| WHAT THE TASK REQUIRES |
Each record below is to be copied word for word, with pictures removed.

Saved entries
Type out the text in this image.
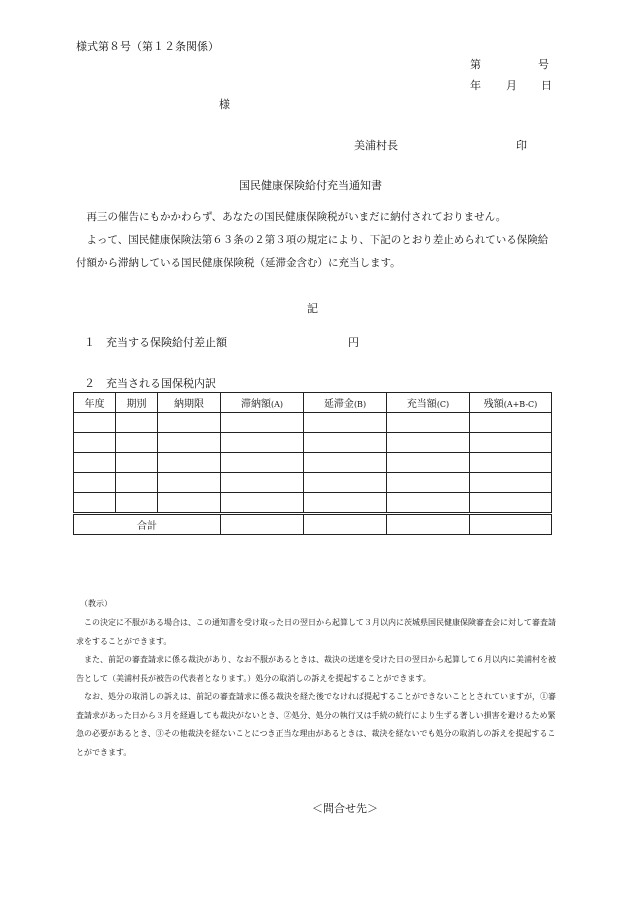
様式第８号（第１２条関係）
第	号
年 月 日
様
美浦村長	印
国民健康保険給付充当通知書

再三の催告にもかかわらず、あなたの国民健康保険税がいまだに納付されておりません。

よって、国民健康保険法第６３条の２第３項の規定により、下記のとおり差止められている保険給付額から滞納している国民健康保険税（延滞金含む）に充当します。

記
１　充当する保険給付差止額	円
２　充当される国保税内訳
年度	期別	納期限	滞納額(A)	延滞金(B)	充当額(C)	残額(A+B-C)

合計						
（教示）

この決定に不服がある場合は、この通知書を受け取った日の翌日から起算して３月以内に茨城県国民健康保険審査会に対して審査請求をすることができます。

また、前記の審査請求に係る裁決があり、なお不服があるときは、裁決の送達を受けた日の翌日から起算して６月以内に美浦村を被告として（美浦村長が被告の代表者となります。）処分の取消しの訴えを提起することができます。

なお、処分の取消しの訴えは、前記の審査請求に係る裁決を経た後でなければ提起することができないこととされていますが，①審査請求があった日から３月を経過しても裁決がないとき、②処分、処分の執行又は手続の続行により生ずる著しい損害を避けるため緊急の必要があるとき、③その他裁決を経ないことにつき正当な理由があるときは、裁決を経ないでも処分の取消しの訴えを提起することができます。

＜問合せ先＞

| COMPLETE RESPONSE |
Type out the text in this image.
様式第８号（第１２条関係）
第	号
年 月 日
様
美浦村長	印
国民健康保険給付充当通知書

再三の催告にもかかわらず、あなたの国民健康保険税がいまだに納付されておりません。

よって、国民健康保険法第６３条の２第３項の規定により、下記のとおり差止められている保険給付額から滞納している国民健康保険税（延滞金含む）に充当します。

記
１　充当する保険給付差止額	円
２　充当される国保税内訳
年度	期別	納期限	滞納額(A)	延滞金(B)	充当額(C)	残額(A+B-C)

合計						
（教示）

この決定に不服がある場合は、この通知書を受け取った日の翌日から起算して３月以内に茨城県国民健康保険審査会に対して審査請求をすることができます。

また、前記の審査請求に係る裁決があり、なお不服があるときは、裁決の送達を受けた日の翌日から起算して６月以内に美浦村を被告として（美浦村長が被告の代表者となります。）処分の取消しの訴えを提起することができます。

なお、処分の取消しの訴えは、前記の審査請求に係る裁決を経た後でなければ提起することができないこととされていますが，①審査請求があった日から３月を経過しても裁決がないとき、②処分、処分の執行又は手続の続行により生ずる著しい損害を避けるため緊急の必要があるとき、③その他裁決を経ないことにつき正当な理由があるときは、裁決を経ないでも処分の取消しの訴えを提起することができます。

＜問合せ先＞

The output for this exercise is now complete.